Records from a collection
[start]

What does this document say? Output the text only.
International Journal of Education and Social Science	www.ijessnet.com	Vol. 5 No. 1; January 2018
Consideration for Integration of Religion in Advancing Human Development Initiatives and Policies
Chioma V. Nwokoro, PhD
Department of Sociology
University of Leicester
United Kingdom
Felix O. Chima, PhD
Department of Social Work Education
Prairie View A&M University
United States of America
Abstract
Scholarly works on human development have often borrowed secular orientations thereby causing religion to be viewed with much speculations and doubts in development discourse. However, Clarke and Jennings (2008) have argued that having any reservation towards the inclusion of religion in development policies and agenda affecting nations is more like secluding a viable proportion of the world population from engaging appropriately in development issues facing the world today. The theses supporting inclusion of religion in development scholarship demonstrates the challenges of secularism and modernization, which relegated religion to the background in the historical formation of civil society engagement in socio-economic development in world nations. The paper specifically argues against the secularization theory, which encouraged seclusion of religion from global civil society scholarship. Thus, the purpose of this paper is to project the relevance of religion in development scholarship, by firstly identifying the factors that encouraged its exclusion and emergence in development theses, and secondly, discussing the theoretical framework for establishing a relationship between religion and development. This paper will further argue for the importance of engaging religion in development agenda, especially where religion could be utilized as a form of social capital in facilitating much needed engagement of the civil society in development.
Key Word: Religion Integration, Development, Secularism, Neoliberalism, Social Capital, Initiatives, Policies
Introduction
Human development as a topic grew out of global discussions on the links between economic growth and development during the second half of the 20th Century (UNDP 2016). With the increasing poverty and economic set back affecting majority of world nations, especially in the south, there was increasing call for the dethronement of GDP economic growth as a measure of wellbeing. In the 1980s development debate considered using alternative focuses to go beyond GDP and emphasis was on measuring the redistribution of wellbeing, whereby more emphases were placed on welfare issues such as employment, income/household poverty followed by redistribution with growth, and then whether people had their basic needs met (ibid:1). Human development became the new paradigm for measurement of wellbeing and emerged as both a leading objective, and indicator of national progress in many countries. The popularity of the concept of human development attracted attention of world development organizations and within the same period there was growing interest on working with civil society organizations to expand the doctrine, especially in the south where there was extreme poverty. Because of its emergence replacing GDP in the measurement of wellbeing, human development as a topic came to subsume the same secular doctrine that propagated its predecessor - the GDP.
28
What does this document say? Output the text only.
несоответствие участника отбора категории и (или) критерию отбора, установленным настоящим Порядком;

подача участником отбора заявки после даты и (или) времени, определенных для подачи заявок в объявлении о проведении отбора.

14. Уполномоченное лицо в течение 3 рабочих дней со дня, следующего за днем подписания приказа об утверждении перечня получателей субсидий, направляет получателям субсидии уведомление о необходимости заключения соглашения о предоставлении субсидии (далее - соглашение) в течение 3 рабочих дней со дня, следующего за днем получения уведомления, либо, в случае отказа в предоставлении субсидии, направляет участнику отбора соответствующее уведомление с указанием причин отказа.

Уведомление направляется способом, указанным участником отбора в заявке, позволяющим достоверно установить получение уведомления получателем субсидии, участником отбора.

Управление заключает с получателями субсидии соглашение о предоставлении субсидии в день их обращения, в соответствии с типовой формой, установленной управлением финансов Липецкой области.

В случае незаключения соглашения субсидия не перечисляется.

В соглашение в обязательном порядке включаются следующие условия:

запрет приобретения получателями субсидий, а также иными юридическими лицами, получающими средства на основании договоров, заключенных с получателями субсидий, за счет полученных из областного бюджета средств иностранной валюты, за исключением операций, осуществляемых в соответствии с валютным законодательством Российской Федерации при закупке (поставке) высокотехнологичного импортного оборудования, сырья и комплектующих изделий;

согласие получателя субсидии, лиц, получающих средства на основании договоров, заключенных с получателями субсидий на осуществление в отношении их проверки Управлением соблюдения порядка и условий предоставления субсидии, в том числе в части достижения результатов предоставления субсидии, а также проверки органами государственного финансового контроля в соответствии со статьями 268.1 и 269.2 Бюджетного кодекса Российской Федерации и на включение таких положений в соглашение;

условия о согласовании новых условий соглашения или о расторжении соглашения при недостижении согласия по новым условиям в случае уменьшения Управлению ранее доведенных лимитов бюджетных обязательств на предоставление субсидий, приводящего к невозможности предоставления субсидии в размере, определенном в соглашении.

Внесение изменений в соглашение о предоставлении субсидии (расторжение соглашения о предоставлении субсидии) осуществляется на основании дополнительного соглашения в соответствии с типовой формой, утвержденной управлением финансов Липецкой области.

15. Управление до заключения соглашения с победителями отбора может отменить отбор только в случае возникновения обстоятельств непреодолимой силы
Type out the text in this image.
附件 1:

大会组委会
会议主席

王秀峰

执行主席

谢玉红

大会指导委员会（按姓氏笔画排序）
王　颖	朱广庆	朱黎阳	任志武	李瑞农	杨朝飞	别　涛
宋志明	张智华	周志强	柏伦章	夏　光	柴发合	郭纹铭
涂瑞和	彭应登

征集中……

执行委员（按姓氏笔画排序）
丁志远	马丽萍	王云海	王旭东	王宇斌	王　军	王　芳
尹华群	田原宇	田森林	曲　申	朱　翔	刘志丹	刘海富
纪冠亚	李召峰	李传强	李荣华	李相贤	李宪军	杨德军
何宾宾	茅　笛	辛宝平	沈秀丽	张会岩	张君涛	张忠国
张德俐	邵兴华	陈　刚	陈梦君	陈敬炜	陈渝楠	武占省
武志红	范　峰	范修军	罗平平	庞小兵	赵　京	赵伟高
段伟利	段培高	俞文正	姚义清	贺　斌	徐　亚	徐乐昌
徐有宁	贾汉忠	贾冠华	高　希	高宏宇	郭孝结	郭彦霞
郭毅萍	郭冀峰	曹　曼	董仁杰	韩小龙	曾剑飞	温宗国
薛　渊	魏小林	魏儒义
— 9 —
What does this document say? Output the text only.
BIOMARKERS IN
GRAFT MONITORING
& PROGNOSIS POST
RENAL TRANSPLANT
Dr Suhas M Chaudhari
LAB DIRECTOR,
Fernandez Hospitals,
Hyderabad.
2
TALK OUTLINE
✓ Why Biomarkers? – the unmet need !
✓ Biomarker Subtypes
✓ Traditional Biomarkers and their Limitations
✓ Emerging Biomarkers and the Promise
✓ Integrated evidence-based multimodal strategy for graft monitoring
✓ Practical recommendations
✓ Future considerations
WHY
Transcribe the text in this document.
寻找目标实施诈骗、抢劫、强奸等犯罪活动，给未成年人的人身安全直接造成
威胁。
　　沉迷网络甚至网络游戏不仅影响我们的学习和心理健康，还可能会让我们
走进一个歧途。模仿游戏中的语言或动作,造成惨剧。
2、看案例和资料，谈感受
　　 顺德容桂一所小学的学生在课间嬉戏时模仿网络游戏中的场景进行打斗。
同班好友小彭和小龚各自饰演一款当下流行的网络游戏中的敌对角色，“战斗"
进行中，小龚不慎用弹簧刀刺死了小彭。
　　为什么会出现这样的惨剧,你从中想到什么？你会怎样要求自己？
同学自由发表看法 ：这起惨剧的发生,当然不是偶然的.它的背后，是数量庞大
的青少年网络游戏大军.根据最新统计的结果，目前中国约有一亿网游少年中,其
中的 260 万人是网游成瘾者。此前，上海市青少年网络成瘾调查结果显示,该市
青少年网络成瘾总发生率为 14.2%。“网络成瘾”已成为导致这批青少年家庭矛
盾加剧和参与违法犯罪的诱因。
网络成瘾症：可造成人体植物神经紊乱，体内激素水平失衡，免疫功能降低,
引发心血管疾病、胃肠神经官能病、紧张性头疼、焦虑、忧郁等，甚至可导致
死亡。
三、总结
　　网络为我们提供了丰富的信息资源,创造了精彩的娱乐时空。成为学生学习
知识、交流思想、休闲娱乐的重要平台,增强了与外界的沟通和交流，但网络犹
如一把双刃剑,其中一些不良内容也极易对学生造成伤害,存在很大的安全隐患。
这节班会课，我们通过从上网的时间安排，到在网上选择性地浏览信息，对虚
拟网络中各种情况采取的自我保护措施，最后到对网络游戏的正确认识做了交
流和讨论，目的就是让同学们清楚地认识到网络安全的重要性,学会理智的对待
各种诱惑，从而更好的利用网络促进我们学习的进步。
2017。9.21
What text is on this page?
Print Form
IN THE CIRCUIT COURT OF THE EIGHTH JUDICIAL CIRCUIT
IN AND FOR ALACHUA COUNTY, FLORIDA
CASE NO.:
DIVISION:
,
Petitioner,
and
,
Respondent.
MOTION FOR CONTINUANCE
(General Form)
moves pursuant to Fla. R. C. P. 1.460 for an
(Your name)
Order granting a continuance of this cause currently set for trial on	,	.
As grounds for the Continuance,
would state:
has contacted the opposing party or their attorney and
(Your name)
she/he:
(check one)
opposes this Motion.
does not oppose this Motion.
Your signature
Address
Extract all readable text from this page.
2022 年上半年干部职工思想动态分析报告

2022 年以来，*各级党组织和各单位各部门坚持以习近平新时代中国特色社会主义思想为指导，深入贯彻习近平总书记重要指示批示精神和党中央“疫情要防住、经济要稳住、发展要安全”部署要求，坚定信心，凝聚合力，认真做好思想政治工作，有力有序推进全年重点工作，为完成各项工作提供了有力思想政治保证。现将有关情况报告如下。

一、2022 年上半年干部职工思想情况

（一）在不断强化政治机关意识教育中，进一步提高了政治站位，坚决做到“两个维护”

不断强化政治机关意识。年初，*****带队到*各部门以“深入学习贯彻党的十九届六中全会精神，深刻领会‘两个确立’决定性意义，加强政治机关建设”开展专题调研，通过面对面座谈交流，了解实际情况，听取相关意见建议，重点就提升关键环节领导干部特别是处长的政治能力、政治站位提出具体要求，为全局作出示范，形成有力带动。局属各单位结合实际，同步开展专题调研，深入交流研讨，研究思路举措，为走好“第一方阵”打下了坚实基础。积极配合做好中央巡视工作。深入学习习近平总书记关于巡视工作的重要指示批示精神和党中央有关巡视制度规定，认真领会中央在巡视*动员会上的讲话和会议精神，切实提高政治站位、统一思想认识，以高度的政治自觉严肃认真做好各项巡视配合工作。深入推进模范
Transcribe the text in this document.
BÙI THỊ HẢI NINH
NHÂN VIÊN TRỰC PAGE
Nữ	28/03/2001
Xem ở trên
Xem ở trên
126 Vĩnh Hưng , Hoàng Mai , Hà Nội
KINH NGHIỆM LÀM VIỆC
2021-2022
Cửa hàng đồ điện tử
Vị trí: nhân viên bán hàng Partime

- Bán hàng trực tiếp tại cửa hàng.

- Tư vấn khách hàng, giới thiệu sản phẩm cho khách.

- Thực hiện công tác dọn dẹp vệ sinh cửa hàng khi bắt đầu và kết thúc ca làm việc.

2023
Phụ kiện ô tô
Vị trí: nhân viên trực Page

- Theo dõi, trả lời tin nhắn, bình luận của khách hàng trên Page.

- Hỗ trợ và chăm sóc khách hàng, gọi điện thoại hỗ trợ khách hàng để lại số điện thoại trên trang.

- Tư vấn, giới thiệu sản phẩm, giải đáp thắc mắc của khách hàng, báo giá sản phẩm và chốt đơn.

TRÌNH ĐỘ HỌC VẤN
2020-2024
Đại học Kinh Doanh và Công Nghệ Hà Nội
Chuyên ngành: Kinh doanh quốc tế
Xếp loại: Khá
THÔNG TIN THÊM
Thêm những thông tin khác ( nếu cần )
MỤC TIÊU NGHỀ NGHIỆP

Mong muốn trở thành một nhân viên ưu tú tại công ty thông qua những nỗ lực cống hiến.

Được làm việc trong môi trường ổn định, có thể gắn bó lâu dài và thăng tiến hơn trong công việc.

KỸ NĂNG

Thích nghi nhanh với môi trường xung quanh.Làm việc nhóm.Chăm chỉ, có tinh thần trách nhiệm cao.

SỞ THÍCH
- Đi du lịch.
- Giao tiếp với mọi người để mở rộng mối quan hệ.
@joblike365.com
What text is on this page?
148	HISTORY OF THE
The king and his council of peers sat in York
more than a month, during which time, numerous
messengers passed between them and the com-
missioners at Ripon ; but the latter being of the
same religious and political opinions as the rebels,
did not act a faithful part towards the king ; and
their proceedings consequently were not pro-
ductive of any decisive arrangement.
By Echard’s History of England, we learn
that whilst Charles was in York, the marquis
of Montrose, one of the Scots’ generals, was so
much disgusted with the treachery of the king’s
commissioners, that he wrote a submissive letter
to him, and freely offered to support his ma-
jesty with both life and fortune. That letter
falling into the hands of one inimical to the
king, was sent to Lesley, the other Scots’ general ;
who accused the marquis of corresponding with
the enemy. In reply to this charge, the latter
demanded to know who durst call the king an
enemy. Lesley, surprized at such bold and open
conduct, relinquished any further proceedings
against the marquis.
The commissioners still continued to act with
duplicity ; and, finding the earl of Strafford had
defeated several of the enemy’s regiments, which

[end]

### Exercise details:
Return only those lines of the records that contain the string "University".

### Response:
University of Leicester
Prairie View A&M University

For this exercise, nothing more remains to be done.